───── MATERIAL PROVIDED ─────
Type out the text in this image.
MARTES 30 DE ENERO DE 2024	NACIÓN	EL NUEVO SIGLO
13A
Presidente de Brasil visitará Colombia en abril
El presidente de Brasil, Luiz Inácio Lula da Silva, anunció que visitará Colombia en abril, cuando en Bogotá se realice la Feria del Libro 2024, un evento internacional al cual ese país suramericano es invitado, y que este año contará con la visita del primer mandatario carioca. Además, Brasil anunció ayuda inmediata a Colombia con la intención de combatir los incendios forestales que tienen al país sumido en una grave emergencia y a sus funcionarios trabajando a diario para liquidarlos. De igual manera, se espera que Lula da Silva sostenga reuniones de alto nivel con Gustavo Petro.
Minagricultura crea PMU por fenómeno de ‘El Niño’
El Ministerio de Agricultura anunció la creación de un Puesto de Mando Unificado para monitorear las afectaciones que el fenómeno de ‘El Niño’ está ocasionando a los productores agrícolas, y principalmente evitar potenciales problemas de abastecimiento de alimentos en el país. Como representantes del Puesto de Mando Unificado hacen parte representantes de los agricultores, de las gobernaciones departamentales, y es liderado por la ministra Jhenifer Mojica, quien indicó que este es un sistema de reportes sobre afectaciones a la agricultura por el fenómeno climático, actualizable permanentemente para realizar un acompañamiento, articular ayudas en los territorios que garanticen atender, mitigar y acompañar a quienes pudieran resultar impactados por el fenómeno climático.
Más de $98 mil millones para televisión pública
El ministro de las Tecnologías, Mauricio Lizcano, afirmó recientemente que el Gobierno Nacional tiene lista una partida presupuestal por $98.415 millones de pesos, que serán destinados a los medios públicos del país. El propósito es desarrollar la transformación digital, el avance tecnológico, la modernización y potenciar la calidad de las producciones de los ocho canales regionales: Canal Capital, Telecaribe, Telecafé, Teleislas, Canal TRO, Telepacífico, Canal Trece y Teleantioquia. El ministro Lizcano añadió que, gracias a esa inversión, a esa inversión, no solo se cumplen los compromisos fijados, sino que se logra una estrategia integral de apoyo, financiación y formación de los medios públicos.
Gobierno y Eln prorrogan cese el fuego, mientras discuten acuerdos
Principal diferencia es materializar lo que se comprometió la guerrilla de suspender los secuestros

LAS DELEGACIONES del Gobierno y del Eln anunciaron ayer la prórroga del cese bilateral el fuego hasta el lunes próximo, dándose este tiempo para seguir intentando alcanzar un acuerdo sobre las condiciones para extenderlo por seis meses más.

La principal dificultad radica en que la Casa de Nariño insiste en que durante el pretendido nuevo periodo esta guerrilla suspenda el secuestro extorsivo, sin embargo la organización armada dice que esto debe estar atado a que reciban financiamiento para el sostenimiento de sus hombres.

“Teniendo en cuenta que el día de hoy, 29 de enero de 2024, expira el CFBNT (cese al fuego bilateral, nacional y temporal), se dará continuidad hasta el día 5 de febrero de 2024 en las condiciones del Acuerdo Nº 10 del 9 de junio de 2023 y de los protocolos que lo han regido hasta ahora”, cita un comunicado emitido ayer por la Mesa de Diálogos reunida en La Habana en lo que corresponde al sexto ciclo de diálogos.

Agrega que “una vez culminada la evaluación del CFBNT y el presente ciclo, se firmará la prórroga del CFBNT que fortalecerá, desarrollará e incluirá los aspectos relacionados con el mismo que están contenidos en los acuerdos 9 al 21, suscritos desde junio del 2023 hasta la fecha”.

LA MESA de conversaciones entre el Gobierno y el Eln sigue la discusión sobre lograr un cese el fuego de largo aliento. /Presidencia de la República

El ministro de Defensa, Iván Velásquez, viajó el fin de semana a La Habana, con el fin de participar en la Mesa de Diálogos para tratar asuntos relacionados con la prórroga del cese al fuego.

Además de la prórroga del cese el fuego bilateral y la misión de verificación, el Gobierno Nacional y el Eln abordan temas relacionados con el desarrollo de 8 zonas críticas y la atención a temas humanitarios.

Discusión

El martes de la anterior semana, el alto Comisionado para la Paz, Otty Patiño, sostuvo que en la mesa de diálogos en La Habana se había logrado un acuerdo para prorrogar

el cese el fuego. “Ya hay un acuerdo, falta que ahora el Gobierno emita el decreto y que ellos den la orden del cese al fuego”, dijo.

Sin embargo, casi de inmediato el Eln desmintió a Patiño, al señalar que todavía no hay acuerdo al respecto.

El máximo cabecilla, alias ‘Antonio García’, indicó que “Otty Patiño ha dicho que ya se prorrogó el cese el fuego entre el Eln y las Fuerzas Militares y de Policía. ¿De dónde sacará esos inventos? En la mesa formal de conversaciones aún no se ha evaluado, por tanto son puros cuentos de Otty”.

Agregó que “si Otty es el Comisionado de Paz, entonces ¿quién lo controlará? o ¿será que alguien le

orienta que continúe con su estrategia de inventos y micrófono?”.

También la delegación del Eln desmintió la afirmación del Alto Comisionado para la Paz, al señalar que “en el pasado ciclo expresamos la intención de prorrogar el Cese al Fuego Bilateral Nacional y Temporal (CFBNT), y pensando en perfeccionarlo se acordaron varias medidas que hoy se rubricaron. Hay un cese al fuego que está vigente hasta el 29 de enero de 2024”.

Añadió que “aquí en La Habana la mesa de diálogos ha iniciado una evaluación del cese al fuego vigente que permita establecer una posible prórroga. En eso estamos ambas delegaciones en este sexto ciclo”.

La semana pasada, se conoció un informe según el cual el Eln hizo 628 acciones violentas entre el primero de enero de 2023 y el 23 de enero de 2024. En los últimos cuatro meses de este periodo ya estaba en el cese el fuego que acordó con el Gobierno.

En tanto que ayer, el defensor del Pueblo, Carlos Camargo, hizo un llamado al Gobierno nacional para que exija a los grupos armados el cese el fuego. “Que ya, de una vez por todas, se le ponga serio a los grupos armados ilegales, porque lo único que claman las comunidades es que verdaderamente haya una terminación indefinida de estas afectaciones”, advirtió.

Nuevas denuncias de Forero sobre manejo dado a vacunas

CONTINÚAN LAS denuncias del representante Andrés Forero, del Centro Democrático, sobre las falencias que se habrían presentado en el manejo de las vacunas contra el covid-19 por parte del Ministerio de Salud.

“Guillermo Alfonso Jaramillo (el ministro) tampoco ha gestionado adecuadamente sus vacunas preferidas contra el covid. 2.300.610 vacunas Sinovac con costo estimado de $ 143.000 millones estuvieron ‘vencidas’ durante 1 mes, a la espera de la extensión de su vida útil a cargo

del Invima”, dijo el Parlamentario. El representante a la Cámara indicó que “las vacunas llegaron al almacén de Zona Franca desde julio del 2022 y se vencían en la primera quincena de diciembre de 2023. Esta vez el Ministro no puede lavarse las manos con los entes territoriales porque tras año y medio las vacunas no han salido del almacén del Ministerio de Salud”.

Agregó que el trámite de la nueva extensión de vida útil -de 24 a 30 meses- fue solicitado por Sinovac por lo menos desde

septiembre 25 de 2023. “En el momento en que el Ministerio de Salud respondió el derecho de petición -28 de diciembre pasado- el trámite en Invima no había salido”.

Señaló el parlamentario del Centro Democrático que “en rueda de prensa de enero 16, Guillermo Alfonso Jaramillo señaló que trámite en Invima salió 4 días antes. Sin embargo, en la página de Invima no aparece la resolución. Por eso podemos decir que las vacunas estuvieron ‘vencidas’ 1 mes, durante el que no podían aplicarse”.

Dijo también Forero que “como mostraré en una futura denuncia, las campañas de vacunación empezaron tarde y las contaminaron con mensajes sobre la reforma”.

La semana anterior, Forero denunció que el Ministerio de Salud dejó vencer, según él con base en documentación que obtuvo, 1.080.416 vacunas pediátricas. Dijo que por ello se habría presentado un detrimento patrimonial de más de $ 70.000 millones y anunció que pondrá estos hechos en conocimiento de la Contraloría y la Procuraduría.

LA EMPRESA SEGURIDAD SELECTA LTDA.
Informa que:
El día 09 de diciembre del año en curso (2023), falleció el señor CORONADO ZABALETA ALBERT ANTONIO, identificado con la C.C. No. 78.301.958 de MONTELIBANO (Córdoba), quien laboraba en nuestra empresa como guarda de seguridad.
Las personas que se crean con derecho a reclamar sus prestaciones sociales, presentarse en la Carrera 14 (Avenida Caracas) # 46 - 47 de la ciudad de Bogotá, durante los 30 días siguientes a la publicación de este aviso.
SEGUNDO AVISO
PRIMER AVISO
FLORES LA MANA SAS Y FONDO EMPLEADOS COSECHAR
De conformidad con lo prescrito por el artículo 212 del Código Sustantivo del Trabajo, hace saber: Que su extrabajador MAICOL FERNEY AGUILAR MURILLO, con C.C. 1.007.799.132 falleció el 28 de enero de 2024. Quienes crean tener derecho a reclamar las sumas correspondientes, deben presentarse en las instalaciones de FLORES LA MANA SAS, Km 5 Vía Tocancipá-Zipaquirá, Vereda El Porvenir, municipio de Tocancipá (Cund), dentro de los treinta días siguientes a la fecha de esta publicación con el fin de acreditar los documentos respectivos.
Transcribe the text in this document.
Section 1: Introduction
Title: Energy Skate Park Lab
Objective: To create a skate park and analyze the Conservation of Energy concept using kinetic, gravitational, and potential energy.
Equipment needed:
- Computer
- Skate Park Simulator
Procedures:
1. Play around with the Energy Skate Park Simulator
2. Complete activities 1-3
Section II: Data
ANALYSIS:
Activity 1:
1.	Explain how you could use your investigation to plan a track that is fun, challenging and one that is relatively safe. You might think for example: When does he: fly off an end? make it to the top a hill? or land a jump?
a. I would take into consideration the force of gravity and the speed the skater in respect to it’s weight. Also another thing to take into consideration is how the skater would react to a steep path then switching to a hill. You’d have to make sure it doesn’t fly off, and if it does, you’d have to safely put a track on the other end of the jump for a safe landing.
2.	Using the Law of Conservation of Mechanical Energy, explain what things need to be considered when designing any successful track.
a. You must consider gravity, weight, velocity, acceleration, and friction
─────
Search the lines for the string "Invima" and copy every line that has it.

* FINAL RESULT:
del Invima”, dijo el Parlamentario. El representante a la Cámara indicó que “las vacunas llegaron al almacén de Zona Franca desde julio del 2022 y se vencían en la primera quincena de diciembre de 2023. Esta vez el Ministro no puede lavarse las manos con los entes territoriales porque tras año y medio las vacunas no han salido del almacén del Ministerio de Salud”.
septiembre 25 de 2023. “En el momento en que el Ministerio de Salud respondió el derecho de petición -28 de diciembre pasado- el trámite en Invima no había salido”.
Señaló el parlamentario del Centro Democrático que “en rueda de prensa de enero 16, Guillermo Alfonso Jaramillo señaló que trámite en Invima salió 4 días antes. Sin embargo, en la página de Invima no aparece la resolución. Por eso podemos decir que las vacunas estuvieron ‘vencidas’ 1 mes, durante el que no podían aplicarse”.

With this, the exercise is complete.